* _Instructions for the task_: Return all of the entries exactly, with nothing added or left out.

* _Supplied material_:
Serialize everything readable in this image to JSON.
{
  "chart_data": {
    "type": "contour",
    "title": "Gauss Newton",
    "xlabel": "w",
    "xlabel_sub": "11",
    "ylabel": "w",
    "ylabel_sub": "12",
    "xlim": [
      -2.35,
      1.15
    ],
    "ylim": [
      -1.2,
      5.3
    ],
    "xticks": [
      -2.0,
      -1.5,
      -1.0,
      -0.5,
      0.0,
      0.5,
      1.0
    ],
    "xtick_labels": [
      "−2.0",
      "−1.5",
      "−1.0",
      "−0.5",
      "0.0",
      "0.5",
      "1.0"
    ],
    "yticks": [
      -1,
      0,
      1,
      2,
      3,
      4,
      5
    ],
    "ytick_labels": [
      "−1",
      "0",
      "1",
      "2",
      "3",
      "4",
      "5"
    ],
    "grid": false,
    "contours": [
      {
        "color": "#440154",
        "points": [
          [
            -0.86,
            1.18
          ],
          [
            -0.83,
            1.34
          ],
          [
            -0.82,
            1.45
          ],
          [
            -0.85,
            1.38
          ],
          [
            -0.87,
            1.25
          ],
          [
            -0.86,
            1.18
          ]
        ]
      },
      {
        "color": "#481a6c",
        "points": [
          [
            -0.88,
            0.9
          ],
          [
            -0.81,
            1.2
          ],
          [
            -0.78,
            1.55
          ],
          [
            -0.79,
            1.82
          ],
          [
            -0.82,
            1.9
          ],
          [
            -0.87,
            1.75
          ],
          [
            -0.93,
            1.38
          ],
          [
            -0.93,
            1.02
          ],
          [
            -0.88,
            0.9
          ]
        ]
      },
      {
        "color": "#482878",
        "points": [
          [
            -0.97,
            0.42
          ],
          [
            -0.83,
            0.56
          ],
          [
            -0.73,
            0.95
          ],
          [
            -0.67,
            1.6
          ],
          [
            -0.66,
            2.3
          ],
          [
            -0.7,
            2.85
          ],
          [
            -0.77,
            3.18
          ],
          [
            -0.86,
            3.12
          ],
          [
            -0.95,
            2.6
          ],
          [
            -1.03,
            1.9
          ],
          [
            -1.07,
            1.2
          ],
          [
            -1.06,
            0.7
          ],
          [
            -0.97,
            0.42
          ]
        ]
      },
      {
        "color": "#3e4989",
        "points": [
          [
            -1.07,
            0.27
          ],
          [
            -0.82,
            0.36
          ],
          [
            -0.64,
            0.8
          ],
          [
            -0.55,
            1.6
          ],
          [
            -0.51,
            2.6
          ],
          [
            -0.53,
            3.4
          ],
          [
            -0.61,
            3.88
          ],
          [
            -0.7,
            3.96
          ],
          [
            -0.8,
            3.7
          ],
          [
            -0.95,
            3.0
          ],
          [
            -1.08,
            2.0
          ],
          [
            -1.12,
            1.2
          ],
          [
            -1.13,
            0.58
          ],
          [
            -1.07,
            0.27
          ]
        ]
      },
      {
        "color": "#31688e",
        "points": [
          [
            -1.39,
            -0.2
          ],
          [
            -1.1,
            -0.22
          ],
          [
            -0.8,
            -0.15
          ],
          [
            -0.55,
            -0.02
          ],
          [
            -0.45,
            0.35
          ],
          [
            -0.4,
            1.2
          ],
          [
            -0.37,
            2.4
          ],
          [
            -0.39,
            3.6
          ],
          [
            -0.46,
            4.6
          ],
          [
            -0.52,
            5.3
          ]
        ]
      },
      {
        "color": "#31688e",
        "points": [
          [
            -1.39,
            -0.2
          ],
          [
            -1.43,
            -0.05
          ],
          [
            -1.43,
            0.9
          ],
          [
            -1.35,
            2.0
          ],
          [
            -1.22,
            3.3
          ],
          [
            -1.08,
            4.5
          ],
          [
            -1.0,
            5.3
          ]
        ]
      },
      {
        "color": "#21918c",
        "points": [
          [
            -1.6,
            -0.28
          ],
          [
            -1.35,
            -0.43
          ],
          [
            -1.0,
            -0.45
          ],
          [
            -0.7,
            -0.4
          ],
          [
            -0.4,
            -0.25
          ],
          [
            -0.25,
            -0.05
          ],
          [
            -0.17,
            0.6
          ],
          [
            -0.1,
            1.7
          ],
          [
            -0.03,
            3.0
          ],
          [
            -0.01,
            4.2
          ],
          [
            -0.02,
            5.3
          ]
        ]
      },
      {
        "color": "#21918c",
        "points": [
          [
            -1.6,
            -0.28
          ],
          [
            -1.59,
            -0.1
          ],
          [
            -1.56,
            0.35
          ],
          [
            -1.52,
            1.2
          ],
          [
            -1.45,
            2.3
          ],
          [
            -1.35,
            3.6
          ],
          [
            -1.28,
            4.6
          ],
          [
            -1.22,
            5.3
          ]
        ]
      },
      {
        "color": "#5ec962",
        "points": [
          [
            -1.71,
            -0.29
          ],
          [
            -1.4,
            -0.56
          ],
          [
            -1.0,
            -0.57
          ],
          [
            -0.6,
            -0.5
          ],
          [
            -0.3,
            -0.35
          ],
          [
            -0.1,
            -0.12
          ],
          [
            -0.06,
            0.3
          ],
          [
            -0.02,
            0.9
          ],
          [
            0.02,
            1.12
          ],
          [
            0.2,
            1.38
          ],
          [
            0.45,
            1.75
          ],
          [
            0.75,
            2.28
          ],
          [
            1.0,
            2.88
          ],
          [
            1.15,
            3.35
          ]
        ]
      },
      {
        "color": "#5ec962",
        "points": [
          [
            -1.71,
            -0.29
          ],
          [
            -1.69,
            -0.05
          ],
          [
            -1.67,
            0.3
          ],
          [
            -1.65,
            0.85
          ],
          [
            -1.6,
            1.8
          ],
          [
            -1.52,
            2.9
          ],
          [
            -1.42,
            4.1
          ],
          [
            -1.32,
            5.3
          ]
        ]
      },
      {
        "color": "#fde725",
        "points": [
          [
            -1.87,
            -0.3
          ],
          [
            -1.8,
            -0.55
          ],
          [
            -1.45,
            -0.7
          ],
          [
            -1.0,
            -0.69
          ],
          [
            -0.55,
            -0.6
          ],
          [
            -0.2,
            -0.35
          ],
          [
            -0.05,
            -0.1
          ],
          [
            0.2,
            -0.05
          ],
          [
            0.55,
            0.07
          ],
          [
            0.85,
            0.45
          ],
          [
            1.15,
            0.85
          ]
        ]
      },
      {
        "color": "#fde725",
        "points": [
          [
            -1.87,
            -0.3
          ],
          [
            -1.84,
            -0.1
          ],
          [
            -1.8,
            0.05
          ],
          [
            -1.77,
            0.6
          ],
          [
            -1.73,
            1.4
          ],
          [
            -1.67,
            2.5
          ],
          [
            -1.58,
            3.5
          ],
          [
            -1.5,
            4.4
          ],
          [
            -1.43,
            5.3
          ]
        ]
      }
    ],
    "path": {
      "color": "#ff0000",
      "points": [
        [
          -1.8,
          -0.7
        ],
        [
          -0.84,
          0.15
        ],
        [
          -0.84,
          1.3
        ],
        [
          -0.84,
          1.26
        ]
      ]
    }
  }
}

* _Written reply_:
Serialize everything readable in this image to JSON.
{
  "chart_data": {
    "type": "contour",
    "title": "Gauss Newton",
    "xlabel": "w",
    "xlabel_sub": "11",
    "ylabel": "w",
    "ylabel_sub": "12",
    "xlim": [
      -2.35,
      1.15
    ],
    "ylim": [
      -1.2,
      5.3
    ],
    "xticks": [
      -2.0,
      -1.5,
      -1.0,
      -0.5,
      0.0,
      0.5,
      1.0
    ],
    "xtick_labels": [
      "−2.0",
      "−1.5",
      "−1.0",
      "−0.5",
      "0.0",
      "0.5",
      "1.0"
    ],
    "yticks": [
      -1,
      0,
      1,
      2,
      3,
      4,
      5
    ],
    "ytick_labels": [
      "−1",
      "0",
      "1",
      "2",
      "3",
      "4",
      "5"
    ],
    "grid": false,
    "contours": [
      {
        "color": "#440154",
        "points": [
          [
            -0.86,
            1.18
          ],
          [
            -0.83,
            1.34
          ],
          [
            -0.82,
            1.45
          ],
          [
            -0.85,
            1.38
          ],
          [
            -0.87,
            1.25
          ],
          [
            -0.86,
            1.18
          ]
        ]
      },
      {
        "color": "#481a6c",
        "points": [
          [
            -0.88,
            0.9
          ],
          [
            -0.81,
            1.2
          ],
          [
            -0.78,
            1.55
          ],
          [
            -0.79,
            1.82
          ],
          [
            -0.82,
            1.9
          ],
          [
            -0.87,
            1.75
          ],
          [
            -0.93,
            1.38
          ],
          [
            -0.93,
            1.02
          ],
          [
            -0.88,
            0.9
          ]
        ]
      },
      {
        "color": "#482878",
        "points": [
          [
            -0.97,
            0.42
          ],
          [
            -0.83,
            0.56
          ],
          [
            -0.73,
            0.95
          ],
          [
            -0.67,
            1.6
          ],
          [
            -0.66,
            2.3
          ],
          [
            -0.7,
            2.85
          ],
          [
            -0.77,
            3.18
          ],
          [
            -0.86,
            3.12
          ],
          [
            -0.95,
            2.6
          ],
          [
            -1.03,
            1.9
          ],
          [
            -1.07,
            1.2
          ],
          [
            -1.06,
            0.7
          ],
          [
            -0.97,
            0.42
          ]
        ]
      },
      {
        "color": "#3e4989",
        "points": [
          [
            -1.07,
            0.27
          ],
          [
            -0.82,
            0.36
          ],
          [
            -0.64,
            0.8
          ],
          [
            -0.55,
            1.6
          ],
          [
            -0.51,
            2.6
          ],
          [
            -0.53,
            3.4
          ],
          [
            -0.61,
            3.88
          ],
          [
            -0.7,
            3.96
          ],
          [
            -0.8,
            3.7
          ],
          [
            -0.95,
            3.0
          ],
          [
            -1.08,
            2.0
          ],
          [
            -1.12,
            1.2
          ],
          [
            -1.13,
            0.58
          ],
          [
            -1.07,
            0.27
          ]
        ]
      },
      {
        "color": "#31688e",
        "points": [
          [
            -1.39,
            -0.2
          ],
          [
            -1.1,
            -0.22
          ],
          [
            -0.8,
            -0.15
          ],
          [
            -0.55,
            -0.02
          ],
          [
            -0.45,
            0.35
          ],
          [
            -0.4,
            1.2
          ],
          [
            -0.37,
            2.4
          ],
          [
            -0.39,
            3.6
          ],
          [
            -0.46,
            4.6
          ],
          [
            -0.52,
            5.3
          ]
        ]
      },
      {
        "color": "#31688e",
        "points": [
          [
            -1.39,
            -0.2
          ],
          [
            -1.43,
            -0.05
          ],
          [
            -1.43,
            0.9
          ],
          [
            -1.35,
            2.0
          ],
          [
            -1.22,
            3.3
          ],
          [
            -1.08,
            4.5
          ],
          [
            -1.0,
            5.3
          ]
        ]
      },
      {
        "color": "#21918c",
        "points": [
          [
            -1.6,
            -0.28
          ],
          [
            -1.35,
            -0.43
          ],
          [
            -1.0,
            -0.45
          ],
          [
            -0.7,
            -0.4
          ],
          [
            -0.4,
            -0.25
          ],
          [
            -0.25,
            -0.05
          ],
          [
            -0.17,
            0.6
          ],
          [
            -0.1,
            1.7
          ],
          [
            -0.03,
            3.0
          ],
          [
            -0.01,
            4.2
          ],
          [
            -0.02,
            5.3
          ]
        ]
      },
      {
        "color": "#21918c",
        "points": [
          [
            -1.6,
            -0.28
          ],
          [
            -1.59,
            -0.1
          ],
          [
            -1.56,
            0.35
          ],
          [
            -1.52,
            1.2
          ],
          [
            -1.45,
            2.3
          ],
          [
            -1.35,
            3.6
          ],
          [
            -1.28,
            4.6
          ],
          [
            -1.22,
            5.3
          ]
        ]
      },
      {
        "color": "#5ec962",
        "points": [
          [
            -1.71,
            -0.29
          ],
          [
            -1.4,
            -0.56
          ],
          [
            -1.0,
            -0.57
          ],
          [
            -0.6,
            -0.5
          ],
          [
            -0.3,
            -0.35
          ],
          [
            -0.1,
            -0.12
          ],
          [
            -0.06,
            0.3
          ],
          [
            -0.02,
            0.9
          ],
          [
            0.02,
            1.12
          ],
          [
            0.2,
            1.38
          ],
          [
            0.45,
            1.75
          ],
          [
            0.75,
            2.28
          ],
          [
            1.0,
            2.88
          ],
          [
            1.15,
            3.35
          ]
        ]
      },
      {
        "color": "#5ec962",
        "points": [
          [
            -1.71,
            -0.29
          ],
          [
            -1.69,
            -0.05
          ],
          [
            -1.67,
            0.3
          ],
          [
            -1.65,
            0.85
          ],
          [
            -1.6,
            1.8
          ],
          [
            -1.52,
            2.9
          ],
          [
            -1.42,
            4.1
          ],
          [
            -1.32,
            5.3
          ]
        ]
      },
      {
        "color": "#fde725",
        "points": [
          [
            -1.87,
            -0.3
          ],
          [
            -1.8,
            -0.55
          ],
          [
            -1.45,
            -0.7
          ],
          [
            -1.0,
            -0.69
          ],
          [
            -0.55,
            -0.6
          ],
          [
            -0.2,
            -0.35
          ],
          [
            -0.05,
            -0.1
          ],
          [
            0.2,
            -0.05
          ],
          [
            0.55,
            0.07
          ],
          [
            0.85,
            0.45
          ],
          [
            1.15,
            0.85
          ]
        ]
      },
      {
        "color": "#fde725",
        "points": [
          [
            -1.87,
            -0.3
          ],
          [
            -1.84,
            -0.1
          ],
          [
            -1.8,
            0.05
          ],
          [
            -1.77,
            0.6
          ],
          [
            -1.73,
            1.4
          ],
          [
            -1.67,
            2.5
          ],
          [
            -1.58,
            3.5
          ],
          [
            -1.5,
            4.4
          ],
          [
            -1.43,
            5.3
          ]
        ]
      }
    ],
    "path": {
      "color": "#ff0000",
      "points": [
        [
          -1.8,
          -0.7
        ],
        [
          -0.84,
          0.15
        ],
        [
          -0.84,
          1.3
        ],
        [
          -0.84,
          1.26
        ]
      ]
    }
  }
}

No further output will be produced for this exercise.